A block of data:
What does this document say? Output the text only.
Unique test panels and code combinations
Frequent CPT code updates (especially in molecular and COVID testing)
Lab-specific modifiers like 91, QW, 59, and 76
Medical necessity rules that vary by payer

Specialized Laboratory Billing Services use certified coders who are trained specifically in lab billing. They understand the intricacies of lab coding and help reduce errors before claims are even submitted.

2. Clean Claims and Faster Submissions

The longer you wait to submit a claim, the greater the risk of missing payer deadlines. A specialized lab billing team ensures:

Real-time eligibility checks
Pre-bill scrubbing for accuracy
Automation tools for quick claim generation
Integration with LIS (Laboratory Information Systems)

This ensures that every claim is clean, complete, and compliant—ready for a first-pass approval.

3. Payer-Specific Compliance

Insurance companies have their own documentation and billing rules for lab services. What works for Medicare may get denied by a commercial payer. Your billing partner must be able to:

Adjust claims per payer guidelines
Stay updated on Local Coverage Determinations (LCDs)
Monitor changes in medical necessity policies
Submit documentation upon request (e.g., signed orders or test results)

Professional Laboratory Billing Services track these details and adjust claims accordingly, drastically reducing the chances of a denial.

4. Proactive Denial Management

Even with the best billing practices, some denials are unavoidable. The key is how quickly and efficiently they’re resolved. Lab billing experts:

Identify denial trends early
==
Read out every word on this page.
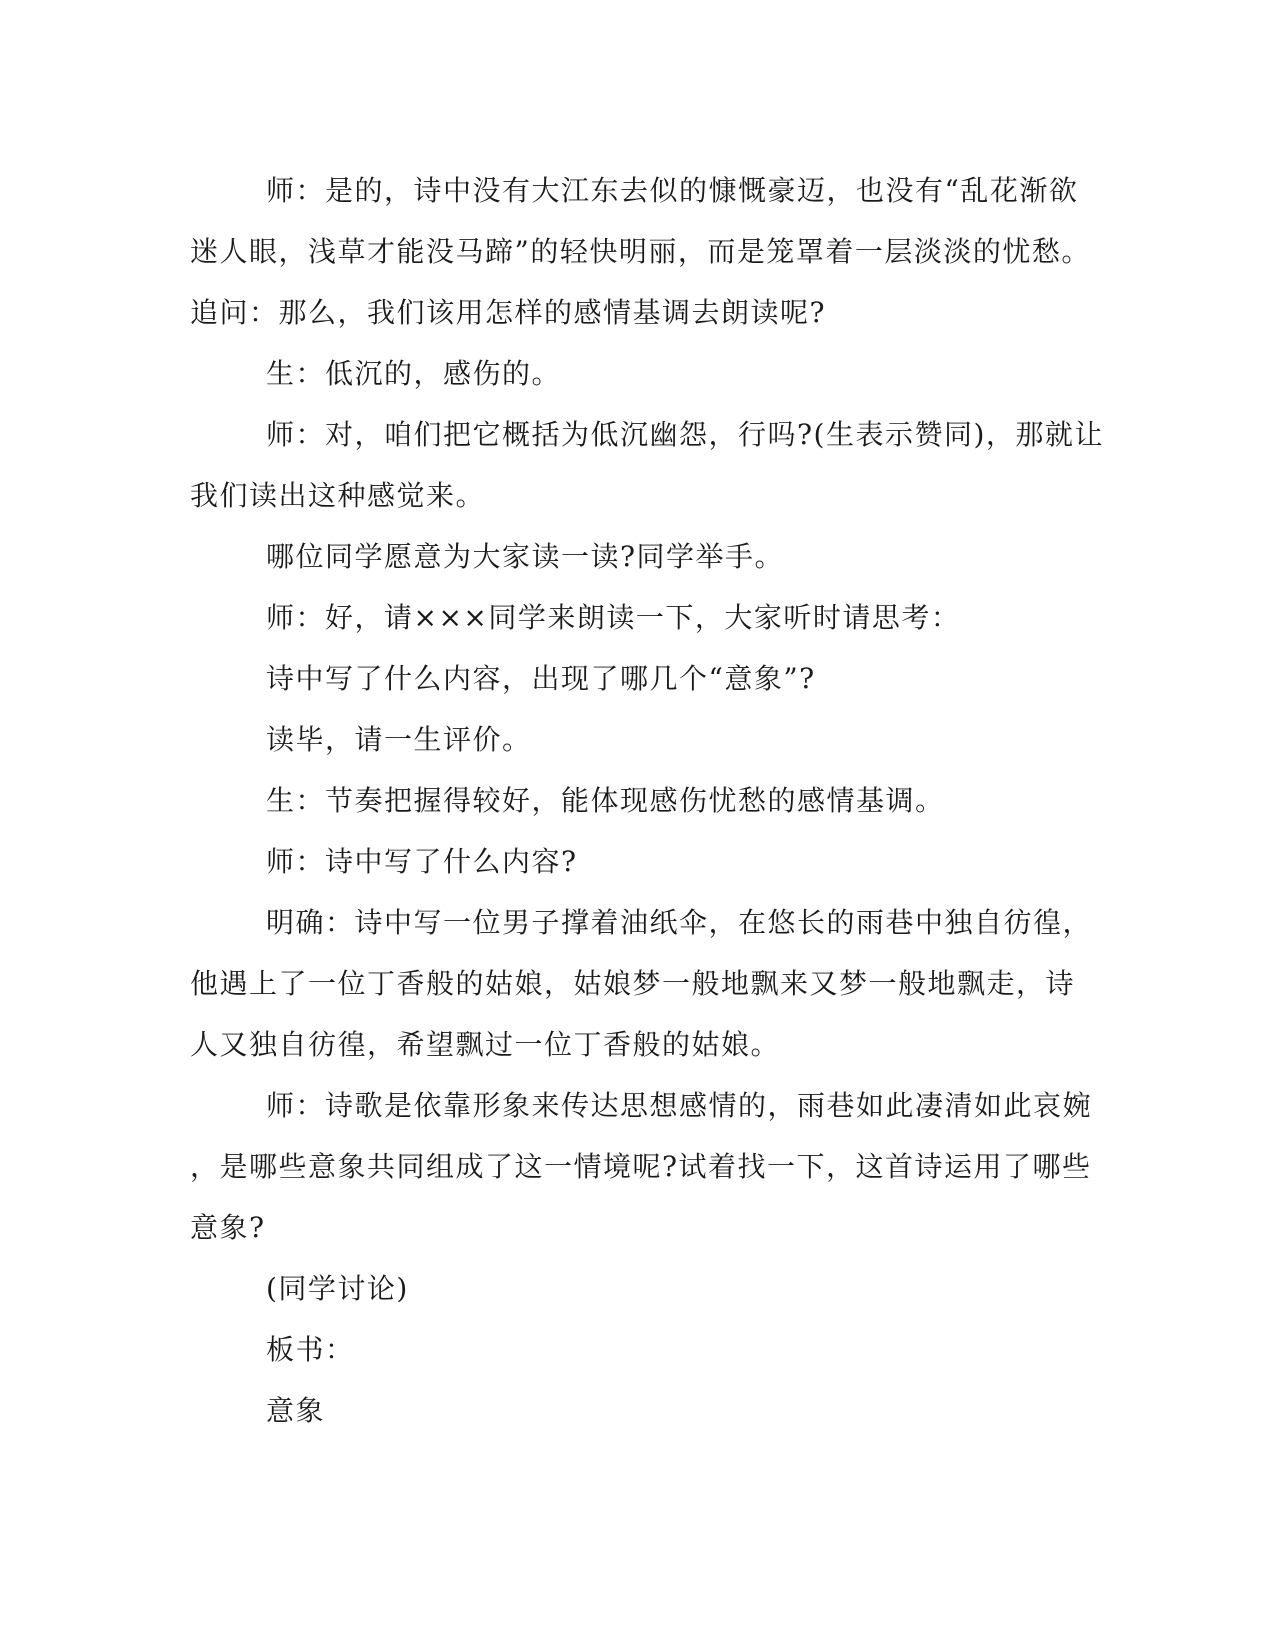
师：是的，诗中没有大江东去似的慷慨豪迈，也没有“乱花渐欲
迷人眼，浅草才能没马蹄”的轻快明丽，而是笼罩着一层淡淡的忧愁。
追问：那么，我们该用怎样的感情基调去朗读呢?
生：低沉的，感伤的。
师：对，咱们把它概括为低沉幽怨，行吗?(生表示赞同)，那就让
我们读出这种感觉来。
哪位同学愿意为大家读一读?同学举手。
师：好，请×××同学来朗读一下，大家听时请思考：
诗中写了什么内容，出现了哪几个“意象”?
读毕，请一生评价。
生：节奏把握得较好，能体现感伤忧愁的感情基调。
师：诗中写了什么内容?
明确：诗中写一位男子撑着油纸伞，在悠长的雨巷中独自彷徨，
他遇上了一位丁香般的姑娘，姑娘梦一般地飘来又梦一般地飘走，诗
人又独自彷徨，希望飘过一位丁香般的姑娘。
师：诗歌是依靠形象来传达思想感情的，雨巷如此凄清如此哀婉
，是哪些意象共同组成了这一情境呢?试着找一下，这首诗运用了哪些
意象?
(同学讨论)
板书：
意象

(Aim)
Copy each line of the records that contains the word "rules".

(Task result)
Medical necessity rules that vary by payer
Insurance companies have their own documentation and billing rules for lab services. What works for Medicare may get denied by a commercial payer. Your billing partner must be able to:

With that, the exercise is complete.